→ WHAT THE TASK REQUIRES: Search the records below for the word "samples". Copy each line where it occurs.

(Dataset rows about figures)
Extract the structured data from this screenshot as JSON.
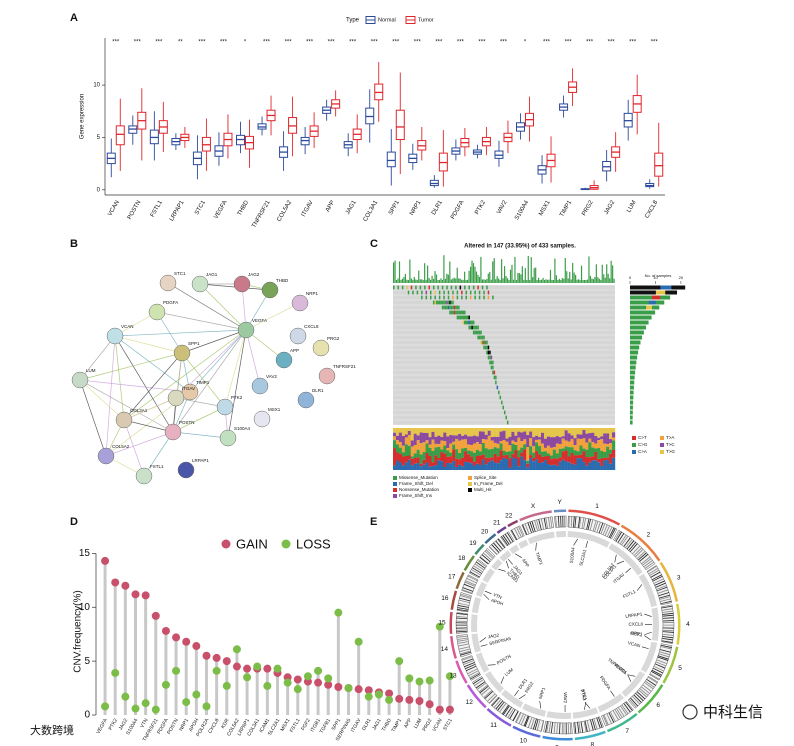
{
  "chart_data": [
    {
      "type": "boxplot",
      "panel": "A",
      "ylabel": "Gene expression",
      "legend_title": "Type",
      "categories": [
        "VCAN",
        "POSTN",
        "FSTL1",
        "LRPAP1",
        "STC1",
        "VEGFA",
        "THBD",
        "TNFRSF21",
        "COL5A2",
        "ITGAV",
        "APP",
        "JAG1",
        "COL3A1",
        "SPP1",
        "NRP1",
        "DLR1",
        "PDGFA",
        "PTK2",
        "VAV2",
        "S100A4",
        "MSX1",
        "TIMP1",
        "PRG2",
        "JAG2",
        "LUM",
        "CXCL8"
      ],
      "significance": [
        "***",
        "***",
        "***",
        "**",
        "***",
        "***",
        "*",
        "***",
        "***",
        "***",
        "***",
        "***",
        "***",
        "***",
        "***",
        "***",
        "***",
        "***",
        "***",
        "*",
        "***",
        "***",
        "***",
        "***",
        "***",
        "***"
      ],
      "series": [
        {
          "name": "Normal",
          "color": "#2b4a9b",
          "boxes": [
            [
              1.2,
              2.5,
              3,
              3.5,
              4.9
            ],
            [
              4.3,
              5.4,
              5.8,
              6.1,
              7.1
            ],
            [
              2.8,
              4.4,
              5,
              5.7,
              7.5
            ],
            [
              3.8,
              4.3,
              4.6,
              4.9,
              5.4
            ],
            [
              1,
              2.4,
              3,
              3.6,
              5.2
            ],
            [
              2.3,
              3.2,
              3.7,
              4.2,
              5.5
            ],
            [
              3.5,
              4.3,
              4.8,
              5.2,
              6.5
            ],
            [
              5.2,
              5.8,
              6,
              6.3,
              7
            ],
            [
              1.8,
              3.1,
              3.6,
              4.1,
              5.6
            ],
            [
              3.4,
              4.3,
              4.7,
              5,
              6
            ],
            [
              6.6,
              7.3,
              7.6,
              7.9,
              8.6
            ],
            [
              3.2,
              4,
              4.3,
              4.6,
              5.4
            ],
            [
              4.5,
              6.3,
              7,
              7.8,
              9.6
            ],
            [
              0.4,
              2.2,
              2.8,
              3.6,
              5.8
            ],
            [
              1.9,
              2.6,
              3,
              3.4,
              4.4
            ],
            [
              0.2,
              0.4,
              0.6,
              0.9,
              1.4
            ],
            [
              2.8,
              3.4,
              3.7,
              4,
              4.8
            ],
            [
              3,
              3.4,
              3.6,
              3.8,
              4.3
            ],
            [
              2.2,
              3,
              3.3,
              3.7,
              4.7
            ],
            [
              4.8,
              5.6,
              6,
              6.4,
              7.3
            ],
            [
              0.6,
              1.5,
              1.9,
              2.3,
              3.3
            ],
            [
              6.9,
              7.6,
              7.9,
              8.2,
              9
            ],
            [
              0,
              0.02,
              0.05,
              0.1,
              0.2
            ],
            [
              0.8,
              1.8,
              2.2,
              2.7,
              3.8
            ],
            [
              4.7,
              6,
              6.6,
              7.3,
              8.6
            ],
            [
              0.1,
              0.3,
              0.4,
              0.6,
              1
            ]
          ]
        },
        {
          "name": "Tumor",
          "color": "#e0262c",
          "boxes": [
            [
              1.8,
              4.3,
              5.3,
              6.1,
              8.7
            ],
            [
              2.8,
              5.8,
              6.6,
              7.4,
              9.7
            ],
            [
              3.6,
              5.4,
              6,
              6.6,
              8.4
            ],
            [
              4,
              4.7,
              5,
              5.3,
              6
            ],
            [
              1.8,
              3.7,
              4.3,
              5,
              6.8
            ],
            [
              3,
              4.2,
              4.8,
              5.4,
              7.2
            ],
            [
              2.1,
              3.9,
              4.5,
              5.1,
              6.7
            ],
            [
              5.2,
              6.6,
              7.1,
              7.6,
              9
            ],
            [
              3.2,
              5.4,
              6.1,
              6.9,
              8.9
            ],
            [
              4,
              5.1,
              5.6,
              6.1,
              7.4
            ],
            [
              7,
              7.8,
              8.2,
              8.6,
              9.5
            ],
            [
              3.5,
              4.8,
              5.3,
              5.8,
              7.2
            ],
            [
              6.5,
              8.6,
              9.3,
              10.1,
              12.2
            ],
            [
              1.5,
              4.8,
              6,
              7.6,
              11.2
            ],
            [
              2.8,
              3.8,
              4.2,
              4.7,
              6
            ],
            [
              0.3,
              1.8,
              2.6,
              3.5,
              5.7
            ],
            [
              3.2,
              4.1,
              4.5,
              4.9,
              5.9
            ],
            [
              3.3,
              4.2,
              4.6,
              5,
              6
            ],
            [
              3.5,
              4.6,
              5,
              5.4,
              6.6
            ],
            [
              4.6,
              6.1,
              6.7,
              7.3,
              8.9
            ],
            [
              0.7,
              2.2,
              2.8,
              3.4,
              5.1
            ],
            [
              8,
              9.3,
              9.8,
              10.3,
              11.6
            ],
            [
              0,
              0.05,
              0.2,
              0.4,
              0.9
            ],
            [
              1.7,
              3.1,
              3.6,
              4.1,
              5.5
            ],
            [
              5.3,
              7.4,
              8.2,
              9,
              11
            ],
            [
              0.3,
              1.3,
              2.3,
              3.5,
              6.4
            ]
          ]
        }
      ],
      "ylim": [
        -0.5,
        14.5
      ],
      "yticks": [
        0,
        5,
        10
      ]
    },
    {
      "type": "lollipop",
      "panel": "D",
      "ylabel": "CNV.frequency(%)",
      "legend_position": "top",
      "categories": [
        "VEGFA",
        "PTK2",
        "JAG2",
        "S100A4",
        "VTN",
        "TNFRSF21",
        "PDGFA",
        "POSTN",
        "NRP1",
        "APOH",
        "POLR2A",
        "CXCL8",
        "KDR",
        "COL5A2",
        "LRPAP1",
        "COL3A1",
        "ICAM1",
        "SLC2A1",
        "MSX1",
        "FSTL1",
        "FGF2",
        "ITGB1",
        "TGFB1",
        "SPP1",
        "SERPINA5",
        "ITGAV",
        "DLR1",
        "JAG1",
        "THBD",
        "TIMP1",
        "APP",
        "LUM",
        "PRG2",
        "VCAN",
        "STC1"
      ],
      "series": [
        {
          "name": "GAIN",
          "color": "#c8506a",
          "values": [
            14.3,
            12.3,
            12,
            11.2,
            11.1,
            9.2,
            7.8,
            7.2,
            6.8,
            6.4,
            5.5,
            5.3,
            5,
            4.5,
            4.3,
            4.3,
            4.3,
            3.9,
            3.5,
            3.3,
            3.1,
            3,
            2.8,
            2.6,
            2.5,
            2.4,
            2.3,
            2.1,
            2,
            1.5,
            1.4,
            1.3,
            1,
            0.5,
            0.5
          ]
        },
        {
          "name": "LOSS",
          "color": "#7cbd4a",
          "values": [
            0.8,
            3.9,
            1.7,
            0.6,
            1.1,
            0.5,
            2.8,
            4.1,
            1.2,
            1.9,
            0.8,
            4.1,
            2.7,
            6.1,
            3.5,
            4.5,
            2.7,
            4.3,
            3,
            2.4,
            3.6,
            4.1,
            3.4,
            9.5,
            2.5,
            6.8,
            1.7,
            1.9,
            1.4,
            5,
            3.4,
            3.1,
            3.2,
            8.2,
            3.6
          ]
        }
      ],
      "ylim": [
        0,
        15.5
      ],
      "yticks": [
        0,
        5,
        10,
        15
      ]
    }
  ],
  "network": {
    "panel": "B",
    "nodes": [
      "STC1",
      "JAG1",
      "JAG2",
      "THBD",
      "NRP1",
      "PDGFA",
      "VCAN",
      "VEGFA",
      "CXCL8",
      "PRG2",
      "SPP1",
      "APP",
      "TNFRSF21",
      "LUM",
      "VAV2",
      "TIMP1",
      "ITGAV",
      "DLR1",
      "COL3A1",
      "PTK2",
      "MSX1",
      "POSTN",
      "COL5A2",
      "S100A4",
      "FSTL1",
      "LRPAP1"
    ]
  },
  "oncoplot": {
    "panel": "C",
    "title": "Altered in 147 (33.95%) of 433 samples.",
    "count_label": "No. of samples",
    "count_lim": [
      0,
      22
    ],
    "count_ticks": [
      0,
      10,
      20
    ],
    "variant_legend": [
      {
        "name": "Missense_Mutation",
        "color": "#3a9d48"
      },
      {
        "name": "Splice_Site",
        "color": "#f2a23b"
      },
      {
        "name": "Frame_Shift_Del",
        "color": "#2b6cb0"
      },
      {
        "name": "In_Frame_Del",
        "color": "#e5c64a"
      },
      {
        "name": "Nonsense_Mutation",
        "color": "#d62d2d"
      },
      {
        "name": "Multi_Hit",
        "color": "#000000"
      },
      {
        "name": "Frame_Shift_Ins",
        "color": "#8b4aa0"
      }
    ],
    "titv_legend": [
      {
        "name": "C>T",
        "color": "#d62d2d"
      },
      {
        "name": "T>A",
        "color": "#f2a23b"
      },
      {
        "name": "C>G",
        "color": "#3a9d48"
      },
      {
        "name": "T>C",
        "color": "#8b4aa0"
      },
      {
        "name": "C>A",
        "color": "#2b6cb0"
      },
      {
        "name": "T>G",
        "color": "#e5c64a"
      }
    ]
  },
  "circos": {
    "panel": "E",
    "chromosomes": [
      "1",
      "2",
      "3",
      "4",
      "5",
      "6",
      "7",
      "8",
      "9",
      "10",
      "11",
      "12",
      "13",
      "14",
      "15",
      "16",
      "17",
      "18",
      "19",
      "20",
      "21",
      "22",
      "X",
      "Y"
    ],
    "genes": [
      {
        "name": "S100A4",
        "chrom": "1"
      },
      {
        "name": "SLC2A1",
        "chrom": "1"
      },
      {
        "name": "COL5A2",
        "chrom": "2"
      },
      {
        "name": "COL3A1",
        "chrom": "2"
      },
      {
        "name": "ITGAV",
        "chrom": "2"
      },
      {
        "name": "FSTL1",
        "chrom": "3"
      },
      {
        "name": "LRPAP1",
        "chrom": "4"
      },
      {
        "name": "CXCL8",
        "chrom": "4"
      },
      {
        "name": "SPP1",
        "chrom": "4"
      },
      {
        "name": "MSX1",
        "chrom": "4"
      },
      {
        "name": "VCAN",
        "chrom": "5"
      },
      {
        "name": "TNFRSF21",
        "chrom": "6"
      },
      {
        "name": "VEGFA",
        "chrom": "6"
      },
      {
        "name": "PDGFA",
        "chrom": "7"
      },
      {
        "name": "PTK2",
        "chrom": "8"
      },
      {
        "name": "STC1",
        "chrom": "8"
      },
      {
        "name": "VAV2",
        "chrom": "9"
      },
      {
        "name": "NRP1",
        "chrom": "10"
      },
      {
        "name": "PRG2",
        "chrom": "11"
      },
      {
        "name": "DLR1",
        "chrom": "11"
      },
      {
        "name": "LUM",
        "chrom": "12"
      },
      {
        "name": "POSTN",
        "chrom": "13"
      },
      {
        "name": "SERPINA5",
        "chrom": "14"
      },
      {
        "name": "JAG2",
        "chrom": "14"
      },
      {
        "name": "APOH",
        "chrom": "17"
      },
      {
        "name": "VTN",
        "chrom": "17"
      },
      {
        "name": "ICAM1",
        "chrom": "19"
      },
      {
        "name": "THBD",
        "chrom": "20"
      },
      {
        "name": "JAG1",
        "chrom": "20"
      },
      {
        "name": "APP",
        "chrom": "21"
      },
      {
        "name": "TIMP1",
        "chrom": "X"
      }
    ]
  },
  "watermarks": [
    "大数跨境",
    "中科生信"
  ]
}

→ REPLY:
    "title": "Altered in 147 (33.95%) of 433 samples.",
    "count_label": "No. of samples",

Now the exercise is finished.